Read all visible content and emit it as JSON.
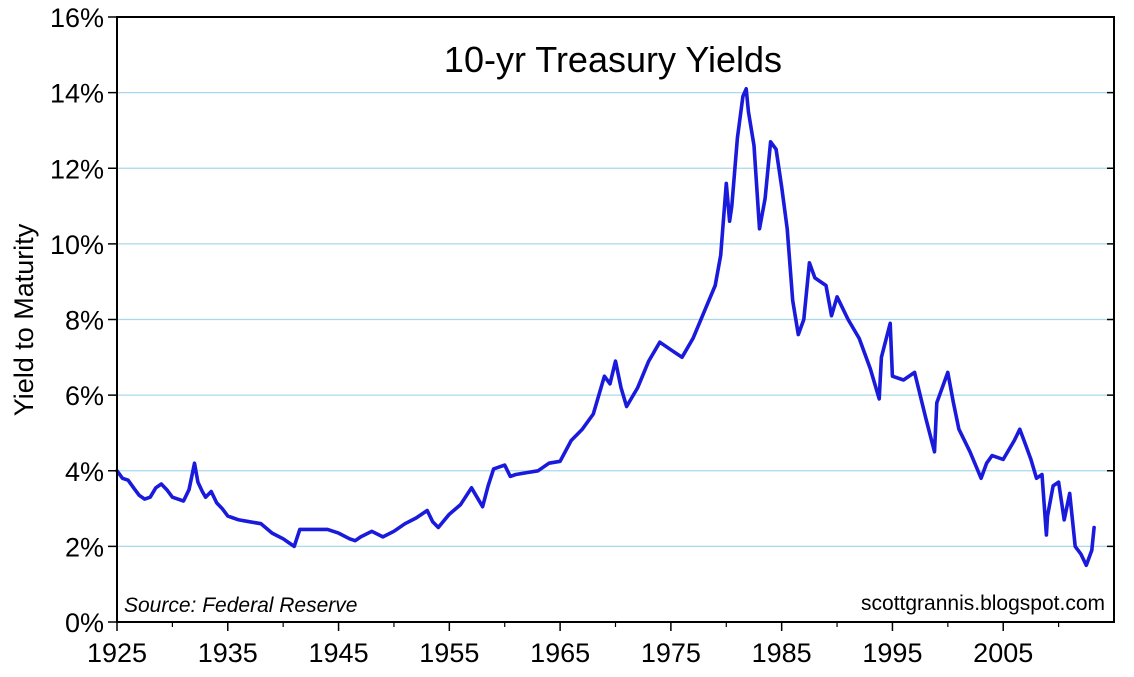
{
  "chart_data": {
    "type": "line",
    "title": "10-yr Treasury Yields",
    "ylabel": "Yield to Maturity",
    "xlabel": "",
    "xlim": [
      1925,
      2015
    ],
    "ylim": [
      0,
      16
    ],
    "x_ticks": [
      "1925",
      "1935",
      "1945",
      "1955",
      "1965",
      "1975",
      "1985",
      "1995",
      "2005"
    ],
    "y_ticks": [
      "0%",
      "2%",
      "4%",
      "6%",
      "8%",
      "10%",
      "12%",
      "14%",
      "16%"
    ],
    "grid": "horizontal",
    "source_note": "Source: Federal Reserve",
    "credit": "scottgrannis.blogspot.com",
    "line_color": "#1a1adc",
    "grid_color": "#a8d8ec",
    "series": [
      {
        "x": [
          1925.0,
          1925.5,
          1926.0,
          1926.5,
          1927.0,
          1927.5,
          1928.0,
          1928.5,
          1929.0,
          1929.5,
          1930.0,
          1930.5,
          1931.0,
          1931.5,
          1932.0,
          1932.3,
          1932.7,
          1933.0,
          1933.5,
          1934.0,
          1934.5,
          1935.0,
          1935.5,
          1936.0,
          1937.0,
          1938.0,
          1939.0,
          1940.0,
          1940.5,
          1941.0,
          1941.5,
          1942.0,
          1943.0,
          1944.0,
          1945.0,
          1946.0,
          1946.5,
          1947.0,
          1948.0,
          1949.0,
          1950.0,
          1951.0,
          1952.0,
          1953.0,
          1953.5,
          1954.0,
          1955.0,
          1956.0,
          1957.0,
          1957.5,
          1958.0,
          1958.5,
          1959.0,
          1960.0,
          1960.5,
          1961.0,
          1962.0,
          1963.0,
          1964.0,
          1965.0,
          1966.0,
          1967.0,
          1968.0,
          1969.0,
          1969.5,
          1970.0,
          1970.5,
          1971.0,
          1972.0,
          1973.0,
          1974.0,
          1975.0,
          1976.0,
          1977.0,
          1978.0,
          1979.0,
          1979.5,
          1980.0,
          1980.3,
          1980.5,
          1981.0,
          1981.5,
          1981.8,
          1982.0,
          1982.5,
          1983.0,
          1983.5,
          1984.0,
          1984.5,
          1985.0,
          1985.5,
          1986.0,
          1986.5,
          1987.0,
          1987.5,
          1988.0,
          1989.0,
          1989.5,
          1990.0,
          1991.0,
          1992.0,
          1993.0,
          1993.8,
          1994.0,
          1994.8,
          1995.0,
          1996.0,
          1997.0,
          1998.0,
          1998.8,
          1999.0,
          2000.0,
          2000.5,
          2001.0,
          2002.0,
          2003.0,
          2003.5,
          2004.0,
          2005.0,
          2006.0,
          2006.5,
          2007.0,
          2007.5,
          2008.0,
          2008.5,
          2008.9,
          2009.0,
          2009.5,
          2010.0,
          2010.5,
          2011.0,
          2011.5,
          2012.0,
          2012.5,
          2013.0,
          2013.2
        ],
        "y": [
          4.0,
          3.8,
          3.75,
          3.55,
          3.35,
          3.25,
          3.3,
          3.55,
          3.65,
          3.5,
          3.3,
          3.25,
          3.2,
          3.5,
          4.2,
          3.7,
          3.45,
          3.3,
          3.45,
          3.15,
          3.0,
          2.8,
          2.75,
          2.7,
          2.65,
          2.6,
          2.35,
          2.2,
          2.1,
          2.0,
          2.45,
          2.45,
          2.45,
          2.45,
          2.35,
          2.2,
          2.15,
          2.25,
          2.4,
          2.25,
          2.4,
          2.6,
          2.75,
          2.95,
          2.65,
          2.5,
          2.85,
          3.1,
          3.55,
          3.3,
          3.05,
          3.6,
          4.05,
          4.15,
          3.85,
          3.9,
          3.95,
          4.0,
          4.2,
          4.25,
          4.8,
          5.1,
          5.5,
          6.5,
          6.3,
          6.9,
          6.2,
          5.7,
          6.2,
          6.9,
          7.4,
          7.2,
          7.0,
          7.5,
          8.2,
          8.9,
          9.7,
          11.6,
          10.6,
          11.0,
          12.8,
          13.9,
          14.1,
          13.5,
          12.6,
          10.4,
          11.2,
          12.7,
          12.5,
          11.5,
          10.4,
          8.5,
          7.6,
          8.0,
          9.5,
          9.1,
          8.9,
          8.1,
          8.6,
          8.0,
          7.5,
          6.7,
          5.9,
          7.0,
          7.9,
          6.5,
          6.4,
          6.6,
          5.4,
          4.5,
          5.8,
          6.6,
          5.8,
          5.1,
          4.5,
          3.8,
          4.2,
          4.4,
          4.3,
          4.8,
          5.1,
          4.7,
          4.3,
          3.8,
          3.9,
          2.3,
          2.8,
          3.6,
          3.7,
          2.7,
          3.4,
          2.0,
          1.8,
          1.5,
          1.9,
          2.5
        ]
      }
    ]
  }
}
•••••
REQUIREMENT:
Except for the pictures, reproduce every line exactly.

RESULT OF THIS EXERCISE:
Read all visible content and emit it as JSON.
{
  "chart_data": {
    "type": "line",
    "title": "10-yr Treasury Yields",
    "ylabel": "Yield to Maturity",
    "xlabel": "",
    "xlim": [
      1925,
      2015
    ],
    "ylim": [
      0,
      16
    ],
    "x_ticks": [
      "1925",
      "1935",
      "1945",
      "1955",
      "1965",
      "1975",
      "1985",
      "1995",
      "2005"
    ],
    "y_ticks": [
      "0%",
      "2%",
      "4%",
      "6%",
      "8%",
      "10%",
      "12%",
      "14%",
      "16%"
    ],
    "grid": "horizontal",
    "source_note": "Source: Federal Reserve",
    "credit": "scottgrannis.blogspot.com",
    "line_color": "#1a1adc",
    "grid_color": "#a8d8ec",
    "series": [
      {
        "x": [
          1925.0,
          1925.5,
          1926.0,
          1926.5,
          1927.0,
          1927.5,
          1928.0,
          1928.5,
          1929.0,
          1929.5,
          1930.0,
          1930.5,
          1931.0,
          1931.5,
          1932.0,
          1932.3,
          1932.7,
          1933.0,
          1933.5,
          1934.0,
          1934.5,
          1935.0,
          1935.5,
          1936.0,
          1937.0,
          1938.0,
          1939.0,
          1940.0,
          1940.5,
          1941.0,
          1941.5,
          1942.0,
          1943.0,
          1944.0,
          1945.0,
          1946.0,
          1946.5,
          1947.0,
          1948.0,
          1949.0,
          1950.0,
          1951.0,
          1952.0,
          1953.0,
          1953.5,
          1954.0,
          1955.0,
          1956.0,
          1957.0,
          1957.5,
          1958.0,
          1958.5,
          1959.0,
          1960.0,
          1960.5,
          1961.0,
          1962.0,
          1963.0,
          1964.0,
          1965.0,
          1966.0,
          1967.0,
          1968.0,
          1969.0,
          1969.5,
          1970.0,
          1970.5,
          1971.0,
          1972.0,
          1973.0,
          1974.0,
          1975.0,
          1976.0,
          1977.0,
          1978.0,
          1979.0,
          1979.5,
          1980.0,
          1980.3,
          1980.5,
          1981.0,
          1981.5,
          1981.8,
          1982.0,
          1982.5,
          1983.0,
          1983.5,
          1984.0,
          1984.5,
          1985.0,
          1985.5,
          1986.0,
          1986.5,
          1987.0,
          1987.5,
          1988.0,
          1989.0,
          1989.5,
          1990.0,
          1991.0,
          1992.0,
          1993.0,
          1993.8,
          1994.0,
          1994.8,
          1995.0,
          1996.0,
          1997.0,
          1998.0,
          1998.8,
          1999.0,
          2000.0,
          2000.5,
          2001.0,
          2002.0,
          2003.0,
          2003.5,
          2004.0,
          2005.0,
          2006.0,
          2006.5,
          2007.0,
          2007.5,
          2008.0,
          2008.5,
          2008.9,
          2009.0,
          2009.5,
          2010.0,
          2010.5,
          2011.0,
          2011.5,
          2012.0,
          2012.5,
          2013.0,
          2013.2
        ],
        "y": [
          4.0,
          3.8,
          3.75,
          3.55,
          3.35,
          3.25,
          3.3,
          3.55,
          3.65,
          3.5,
          3.3,
          3.25,
          3.2,
          3.5,
          4.2,
          3.7,
          3.45,
          3.3,
          3.45,
          3.15,
          3.0,
          2.8,
          2.75,
          2.7,
          2.65,
          2.6,
          2.35,
          2.2,
          2.1,
          2.0,
          2.45,
          2.45,
          2.45,
          2.45,
          2.35,
          2.2,
          2.15,
          2.25,
          2.4,
          2.25,
          2.4,
          2.6,
          2.75,
          2.95,
          2.65,
          2.5,
          2.85,
          3.1,
          3.55,
          3.3,
          3.05,
          3.6,
          4.05,
          4.15,
          3.85,
          3.9,
          3.95,
          4.0,
          4.2,
          4.25,
          4.8,
          5.1,
          5.5,
          6.5,
          6.3,
          6.9,
          6.2,
          5.7,
          6.2,
          6.9,
          7.4,
          7.2,
          7.0,
          7.5,
          8.2,
          8.9,
          9.7,
          11.6,
          10.6,
          11.0,
          12.8,
          13.9,
          14.1,
          13.5,
          12.6,
          10.4,
          11.2,
          12.7,
          12.5,
          11.5,
          10.4,
          8.5,
          7.6,
          8.0,
          9.5,
          9.1,
          8.9,
          8.1,
          8.6,
          8.0,
          7.5,
          6.7,
          5.9,
          7.0,
          7.9,
          6.5,
          6.4,
          6.6,
          5.4,
          4.5,
          5.8,
          6.6,
          5.8,
          5.1,
          4.5,
          3.8,
          4.2,
          4.4,
          4.3,
          4.8,
          5.1,
          4.7,
          4.3,
          3.8,
          3.9,
          2.3,
          2.8,
          3.6,
          3.7,
          2.7,
          3.4,
          2.0,
          1.8,
          1.5,
          1.9,
          2.5
        ]
      }
    ]
  }
}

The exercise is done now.